▶ [Challenge]: Extract every line that contains the string "title".

▶ [Extracted entries]:
---------------

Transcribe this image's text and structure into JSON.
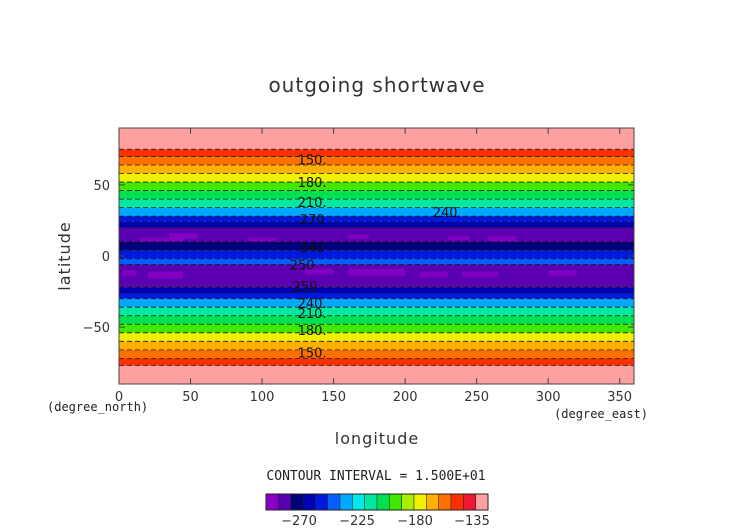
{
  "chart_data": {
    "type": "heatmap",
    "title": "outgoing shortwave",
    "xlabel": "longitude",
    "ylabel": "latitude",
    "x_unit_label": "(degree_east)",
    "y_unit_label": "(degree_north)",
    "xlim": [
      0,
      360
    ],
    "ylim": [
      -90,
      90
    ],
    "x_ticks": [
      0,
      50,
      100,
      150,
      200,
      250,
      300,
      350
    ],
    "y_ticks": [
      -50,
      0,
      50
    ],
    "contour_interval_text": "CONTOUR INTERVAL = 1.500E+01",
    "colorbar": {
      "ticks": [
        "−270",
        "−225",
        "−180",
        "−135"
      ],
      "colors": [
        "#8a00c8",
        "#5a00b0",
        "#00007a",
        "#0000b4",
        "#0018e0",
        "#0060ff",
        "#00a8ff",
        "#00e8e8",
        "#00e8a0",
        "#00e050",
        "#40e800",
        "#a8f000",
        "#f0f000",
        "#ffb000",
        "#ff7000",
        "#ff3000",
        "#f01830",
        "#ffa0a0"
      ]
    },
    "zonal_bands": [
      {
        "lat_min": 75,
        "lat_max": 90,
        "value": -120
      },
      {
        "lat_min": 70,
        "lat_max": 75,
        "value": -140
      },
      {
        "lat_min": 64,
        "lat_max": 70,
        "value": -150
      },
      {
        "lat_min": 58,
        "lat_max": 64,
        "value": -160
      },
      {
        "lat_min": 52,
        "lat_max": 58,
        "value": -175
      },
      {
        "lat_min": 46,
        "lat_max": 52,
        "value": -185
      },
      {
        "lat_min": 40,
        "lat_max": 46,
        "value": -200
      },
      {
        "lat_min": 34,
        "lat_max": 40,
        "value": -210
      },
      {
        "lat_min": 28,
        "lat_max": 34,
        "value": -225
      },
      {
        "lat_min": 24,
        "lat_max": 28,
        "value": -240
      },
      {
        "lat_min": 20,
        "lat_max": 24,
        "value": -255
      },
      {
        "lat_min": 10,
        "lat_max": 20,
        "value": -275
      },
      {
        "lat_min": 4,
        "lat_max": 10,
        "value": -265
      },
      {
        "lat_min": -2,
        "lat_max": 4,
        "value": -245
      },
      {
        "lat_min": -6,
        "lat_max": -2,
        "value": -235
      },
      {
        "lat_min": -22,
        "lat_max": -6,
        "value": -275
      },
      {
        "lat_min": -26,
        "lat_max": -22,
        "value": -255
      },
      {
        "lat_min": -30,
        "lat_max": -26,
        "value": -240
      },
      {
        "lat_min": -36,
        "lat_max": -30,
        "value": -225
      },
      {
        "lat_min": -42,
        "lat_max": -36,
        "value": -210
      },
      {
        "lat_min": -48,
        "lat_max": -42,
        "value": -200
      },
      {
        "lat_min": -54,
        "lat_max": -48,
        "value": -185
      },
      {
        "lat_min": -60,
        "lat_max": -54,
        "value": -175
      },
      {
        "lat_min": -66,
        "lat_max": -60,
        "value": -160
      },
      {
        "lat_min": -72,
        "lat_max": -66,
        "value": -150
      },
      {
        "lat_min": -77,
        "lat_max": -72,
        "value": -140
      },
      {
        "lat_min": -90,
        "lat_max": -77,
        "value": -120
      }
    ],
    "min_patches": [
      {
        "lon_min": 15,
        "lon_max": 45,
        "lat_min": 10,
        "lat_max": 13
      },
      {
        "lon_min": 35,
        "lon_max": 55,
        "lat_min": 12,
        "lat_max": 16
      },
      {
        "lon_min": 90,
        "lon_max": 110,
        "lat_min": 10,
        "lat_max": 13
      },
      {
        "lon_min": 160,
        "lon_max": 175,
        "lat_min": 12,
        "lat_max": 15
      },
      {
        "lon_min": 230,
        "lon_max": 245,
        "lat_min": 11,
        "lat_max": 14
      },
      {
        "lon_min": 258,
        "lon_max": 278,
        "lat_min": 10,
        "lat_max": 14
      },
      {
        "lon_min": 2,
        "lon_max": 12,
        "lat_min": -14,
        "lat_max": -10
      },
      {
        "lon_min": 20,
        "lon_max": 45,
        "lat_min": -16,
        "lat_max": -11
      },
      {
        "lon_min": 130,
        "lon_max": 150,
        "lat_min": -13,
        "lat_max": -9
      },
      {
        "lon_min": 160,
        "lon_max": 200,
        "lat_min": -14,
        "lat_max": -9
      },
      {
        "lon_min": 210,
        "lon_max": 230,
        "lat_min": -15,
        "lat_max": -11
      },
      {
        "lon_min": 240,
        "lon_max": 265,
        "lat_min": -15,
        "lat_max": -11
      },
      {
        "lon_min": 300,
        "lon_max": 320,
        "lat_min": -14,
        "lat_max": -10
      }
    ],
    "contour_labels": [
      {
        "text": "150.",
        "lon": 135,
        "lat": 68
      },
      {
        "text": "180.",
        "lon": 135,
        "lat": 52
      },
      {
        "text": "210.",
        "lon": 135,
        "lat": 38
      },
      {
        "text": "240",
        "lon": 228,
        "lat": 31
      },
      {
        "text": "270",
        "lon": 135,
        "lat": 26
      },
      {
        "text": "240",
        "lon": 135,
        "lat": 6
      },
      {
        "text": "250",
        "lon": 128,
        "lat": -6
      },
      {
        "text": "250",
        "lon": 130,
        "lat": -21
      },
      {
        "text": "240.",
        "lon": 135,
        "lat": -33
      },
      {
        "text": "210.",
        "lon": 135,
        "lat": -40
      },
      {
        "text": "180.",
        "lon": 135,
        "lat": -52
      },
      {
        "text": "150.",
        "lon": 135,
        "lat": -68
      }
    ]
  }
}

---------------

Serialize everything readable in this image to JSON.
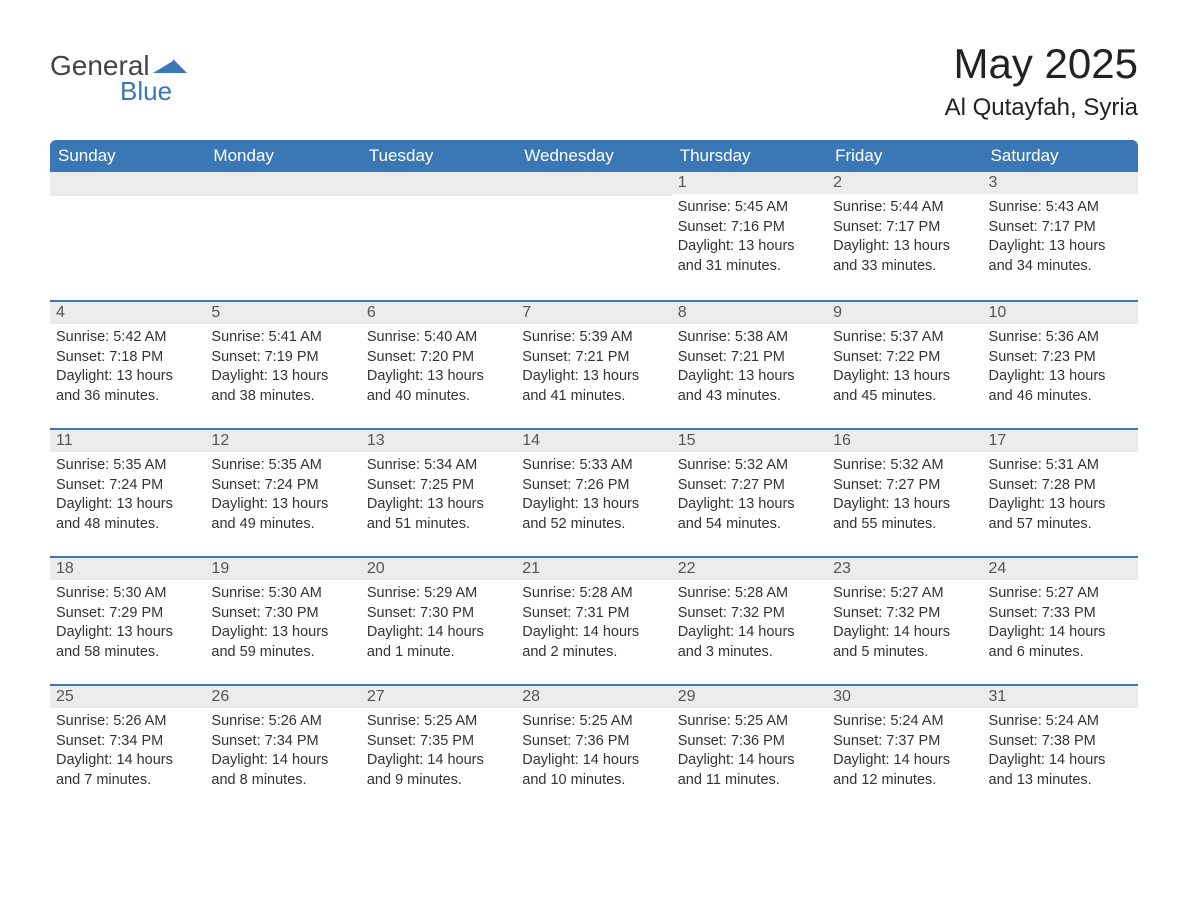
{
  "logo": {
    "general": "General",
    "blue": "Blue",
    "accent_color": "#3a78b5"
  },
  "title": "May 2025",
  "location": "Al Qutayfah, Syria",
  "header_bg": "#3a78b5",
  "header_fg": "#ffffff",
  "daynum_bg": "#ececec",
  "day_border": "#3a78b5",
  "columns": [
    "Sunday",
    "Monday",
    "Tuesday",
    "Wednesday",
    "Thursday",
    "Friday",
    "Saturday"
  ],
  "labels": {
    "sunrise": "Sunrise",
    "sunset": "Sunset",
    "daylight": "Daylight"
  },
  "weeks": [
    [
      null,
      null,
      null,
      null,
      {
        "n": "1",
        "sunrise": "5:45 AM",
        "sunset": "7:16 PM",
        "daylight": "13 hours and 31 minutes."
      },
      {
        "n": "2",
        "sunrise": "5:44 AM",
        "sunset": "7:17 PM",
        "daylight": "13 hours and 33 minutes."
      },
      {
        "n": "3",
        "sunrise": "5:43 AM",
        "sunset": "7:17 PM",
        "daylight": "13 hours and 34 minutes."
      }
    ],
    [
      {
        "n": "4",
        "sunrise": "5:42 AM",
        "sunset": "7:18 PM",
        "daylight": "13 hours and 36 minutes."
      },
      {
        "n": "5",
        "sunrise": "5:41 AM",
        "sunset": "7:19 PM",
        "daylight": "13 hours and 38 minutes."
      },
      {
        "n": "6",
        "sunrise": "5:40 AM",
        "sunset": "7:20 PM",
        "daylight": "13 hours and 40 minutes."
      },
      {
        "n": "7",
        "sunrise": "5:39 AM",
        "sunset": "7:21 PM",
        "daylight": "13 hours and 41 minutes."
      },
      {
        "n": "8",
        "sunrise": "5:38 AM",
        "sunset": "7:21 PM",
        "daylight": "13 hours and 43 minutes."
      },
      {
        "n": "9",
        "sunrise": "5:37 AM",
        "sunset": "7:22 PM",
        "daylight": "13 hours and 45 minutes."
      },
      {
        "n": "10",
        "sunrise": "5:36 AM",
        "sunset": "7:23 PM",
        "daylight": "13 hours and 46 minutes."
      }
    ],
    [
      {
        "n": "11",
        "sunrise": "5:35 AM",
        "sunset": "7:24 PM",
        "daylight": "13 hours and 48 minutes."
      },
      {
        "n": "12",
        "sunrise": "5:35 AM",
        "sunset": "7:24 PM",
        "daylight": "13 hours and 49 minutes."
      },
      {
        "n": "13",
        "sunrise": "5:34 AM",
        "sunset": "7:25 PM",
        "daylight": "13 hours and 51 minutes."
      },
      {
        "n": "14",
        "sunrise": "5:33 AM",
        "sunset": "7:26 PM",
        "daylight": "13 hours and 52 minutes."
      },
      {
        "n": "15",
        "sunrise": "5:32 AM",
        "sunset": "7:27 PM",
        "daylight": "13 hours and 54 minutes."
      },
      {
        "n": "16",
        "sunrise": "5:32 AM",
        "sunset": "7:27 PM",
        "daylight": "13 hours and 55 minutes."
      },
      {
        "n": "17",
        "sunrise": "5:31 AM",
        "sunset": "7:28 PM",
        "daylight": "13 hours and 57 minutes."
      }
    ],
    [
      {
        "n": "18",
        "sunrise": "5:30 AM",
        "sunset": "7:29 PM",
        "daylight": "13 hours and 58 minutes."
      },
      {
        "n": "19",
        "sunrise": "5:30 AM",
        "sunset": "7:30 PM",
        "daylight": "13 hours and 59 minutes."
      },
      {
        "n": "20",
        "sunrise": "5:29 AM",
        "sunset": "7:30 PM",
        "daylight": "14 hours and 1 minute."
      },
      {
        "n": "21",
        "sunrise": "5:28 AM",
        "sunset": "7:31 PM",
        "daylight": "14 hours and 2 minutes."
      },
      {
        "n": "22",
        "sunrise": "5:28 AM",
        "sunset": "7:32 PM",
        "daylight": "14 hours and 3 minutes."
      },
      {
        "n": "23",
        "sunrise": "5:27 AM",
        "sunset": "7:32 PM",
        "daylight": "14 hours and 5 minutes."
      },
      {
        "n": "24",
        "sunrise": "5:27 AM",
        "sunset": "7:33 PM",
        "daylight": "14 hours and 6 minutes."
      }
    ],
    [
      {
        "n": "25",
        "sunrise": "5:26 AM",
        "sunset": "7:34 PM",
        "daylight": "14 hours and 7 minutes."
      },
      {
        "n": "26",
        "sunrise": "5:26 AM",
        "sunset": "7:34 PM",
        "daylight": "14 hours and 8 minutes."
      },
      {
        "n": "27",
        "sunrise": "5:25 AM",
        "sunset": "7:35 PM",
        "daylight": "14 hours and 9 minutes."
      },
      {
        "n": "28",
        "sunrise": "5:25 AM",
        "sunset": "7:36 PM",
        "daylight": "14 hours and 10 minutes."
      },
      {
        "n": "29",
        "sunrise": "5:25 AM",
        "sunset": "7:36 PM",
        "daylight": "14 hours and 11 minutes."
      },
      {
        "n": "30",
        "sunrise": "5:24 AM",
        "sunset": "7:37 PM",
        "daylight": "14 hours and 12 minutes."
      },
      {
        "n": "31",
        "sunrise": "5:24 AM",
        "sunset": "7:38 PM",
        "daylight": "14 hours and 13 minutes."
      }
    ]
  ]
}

---------------

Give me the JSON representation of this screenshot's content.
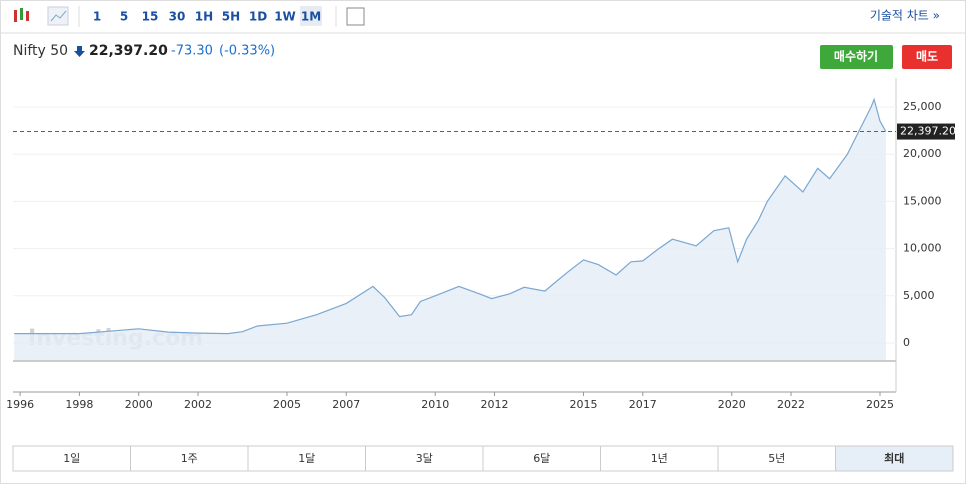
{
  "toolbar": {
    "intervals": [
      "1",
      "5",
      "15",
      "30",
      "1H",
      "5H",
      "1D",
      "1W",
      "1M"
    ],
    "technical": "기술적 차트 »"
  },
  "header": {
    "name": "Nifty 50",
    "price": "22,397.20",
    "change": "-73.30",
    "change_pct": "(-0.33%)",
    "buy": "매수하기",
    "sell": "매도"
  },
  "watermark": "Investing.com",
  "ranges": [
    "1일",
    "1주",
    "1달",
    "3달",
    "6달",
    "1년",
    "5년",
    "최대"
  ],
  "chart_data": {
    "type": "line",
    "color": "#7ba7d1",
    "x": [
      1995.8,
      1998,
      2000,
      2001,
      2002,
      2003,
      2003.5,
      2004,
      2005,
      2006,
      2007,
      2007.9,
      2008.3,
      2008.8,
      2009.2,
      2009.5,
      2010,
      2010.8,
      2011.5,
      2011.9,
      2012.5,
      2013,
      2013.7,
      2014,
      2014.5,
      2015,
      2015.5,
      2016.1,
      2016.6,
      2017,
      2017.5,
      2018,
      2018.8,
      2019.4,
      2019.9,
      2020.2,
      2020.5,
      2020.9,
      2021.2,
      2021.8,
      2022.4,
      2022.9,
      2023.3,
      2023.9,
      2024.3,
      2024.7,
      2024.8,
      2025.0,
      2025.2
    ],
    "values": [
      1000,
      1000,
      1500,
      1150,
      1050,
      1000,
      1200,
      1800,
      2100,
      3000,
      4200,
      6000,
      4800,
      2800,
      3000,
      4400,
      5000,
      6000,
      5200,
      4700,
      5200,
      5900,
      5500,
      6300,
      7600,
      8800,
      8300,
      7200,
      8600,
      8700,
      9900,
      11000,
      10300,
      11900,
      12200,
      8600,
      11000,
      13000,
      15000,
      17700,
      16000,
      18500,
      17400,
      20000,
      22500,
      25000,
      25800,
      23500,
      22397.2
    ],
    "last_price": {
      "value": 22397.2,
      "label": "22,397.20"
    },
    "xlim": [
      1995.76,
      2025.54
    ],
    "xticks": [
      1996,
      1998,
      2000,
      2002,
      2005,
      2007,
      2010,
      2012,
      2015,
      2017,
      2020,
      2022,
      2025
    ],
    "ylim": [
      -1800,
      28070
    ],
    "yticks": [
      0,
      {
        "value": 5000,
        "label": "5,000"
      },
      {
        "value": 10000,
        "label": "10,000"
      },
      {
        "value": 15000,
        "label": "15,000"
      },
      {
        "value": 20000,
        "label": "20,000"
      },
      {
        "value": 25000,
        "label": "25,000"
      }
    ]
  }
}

---------------

▶ [Answer to the exercise]:
    "title": "outgoing shortwave",
  "title": "May 2025",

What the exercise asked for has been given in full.